Aim – Reproduce every line of the records below word for word, leaving out the pictures.

# # #

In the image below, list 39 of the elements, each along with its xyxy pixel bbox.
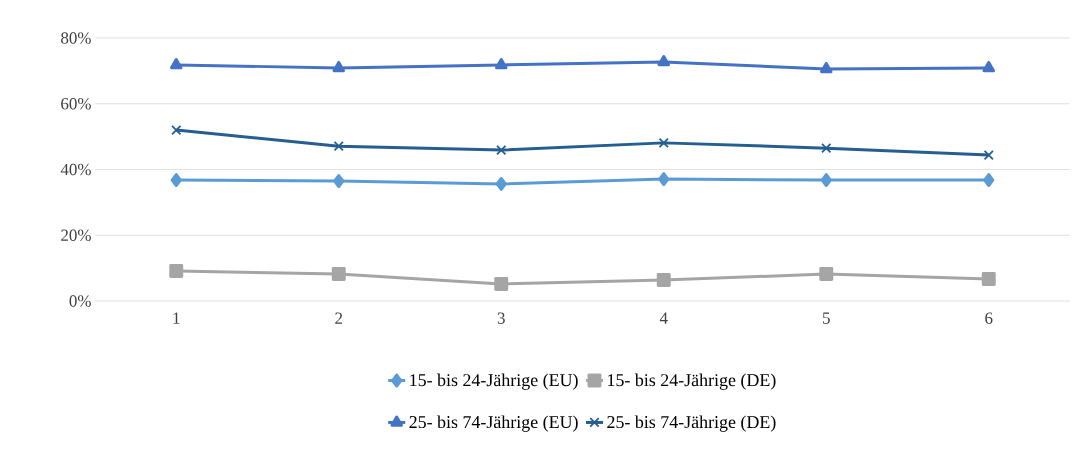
point (658, 137, 669, 148)
point (820, 173, 832, 187)
point (981, 272, 996, 286)
point (658, 172, 670, 187)
point (333, 174, 345, 188)
point (170, 173, 182, 187)
point (495, 176, 507, 191)
x-tick-label: 3 (497, 312, 505, 324)
point (983, 149, 994, 161)
point (494, 276, 509, 291)
x-tick-label: 4 (659, 312, 668, 324)
y-tick-label: 60% (61, 98, 91, 110)
point (983, 173, 995, 187)
point (331, 267, 346, 282)
point (819, 267, 834, 282)
legend-label: 25- bis 74-Jährige (DE) (607, 415, 776, 432)
x-tick-label: 6 (985, 312, 993, 324)
point (171, 124, 182, 136)
legend-label: 15- bis 24-Jährige (EU) (410, 373, 578, 390)
point (169, 264, 184, 279)
point (982, 60, 995, 73)
point (657, 55, 670, 67)
x-tick-label: 5 (823, 312, 830, 324)
point (332, 60, 345, 73)
point (656, 272, 671, 287)
point (496, 144, 507, 156)
y-tick-label: 20% (61, 229, 91, 241)
point (333, 141, 344, 152)
point (821, 143, 832, 154)
x-tick-label: 1 (173, 312, 180, 324)
point (820, 61, 833, 74)
legend-label: 15- bis 24-Jährige (DE) (608, 373, 776, 390)
point (495, 57, 508, 70)
point (170, 57, 183, 70)
y-tick-label: 0% (69, 295, 91, 307)
y-tick-label: 40% (60, 163, 91, 176)
legend-label: 25- bis 74-Jährige (EU) (409, 415, 578, 432)
y-tick-label: 80% (61, 32, 91, 44)
x-tick-label: 2 (335, 312, 343, 324)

# # #

Output below –
In the image below, list 39 of the elements, each along with its xyxy pixel bbox.
point (658, 137, 669, 148)
point (820, 173, 832, 187)
point (981, 272, 996, 286)
point (658, 172, 670, 187)
point (333, 174, 345, 188)
point (170, 173, 182, 187)
point (495, 176, 507, 191)
x-tick-label: 3 (497, 312, 505, 324)
point (983, 149, 994, 161)
point (494, 276, 509, 291)
x-tick-label: 4 (659, 312, 668, 324)
y-tick-label: 60% (61, 98, 91, 110)
point (983, 173, 995, 187)
point (331, 267, 346, 282)
point (819, 267, 834, 282)
legend-label: 25- bis 74-Jährige (DE) (607, 415, 776, 432)
x-tick-label: 6 (985, 312, 993, 324)
point (171, 124, 182, 136)
legend-label: 15- bis 24-Jährige (EU) (410, 373, 578, 390)
point (169, 264, 184, 279)
point (982, 60, 995, 73)
point (657, 55, 670, 67)
x-tick-label: 5 (823, 312, 830, 324)
point (332, 60, 345, 73)
point (656, 272, 671, 287)
point (496, 144, 507, 156)
y-tick-label: 20% (61, 229, 91, 241)
point (333, 141, 344, 152)
point (821, 143, 832, 154)
x-tick-label: 1 (173, 312, 180, 324)
point (820, 61, 833, 74)
legend-label: 15- bis 24-Jährige (DE) (608, 373, 776, 390)
point (495, 57, 508, 70)
point (170, 57, 183, 70)
y-tick-label: 0% (69, 295, 91, 307)
y-tick-label: 40% (60, 163, 91, 176)
legend-label: 25- bis 74-Jährige (EU) (409, 415, 578, 432)
y-tick-label: 80% (61, 32, 91, 44)
x-tick-label: 2 (335, 312, 343, 324)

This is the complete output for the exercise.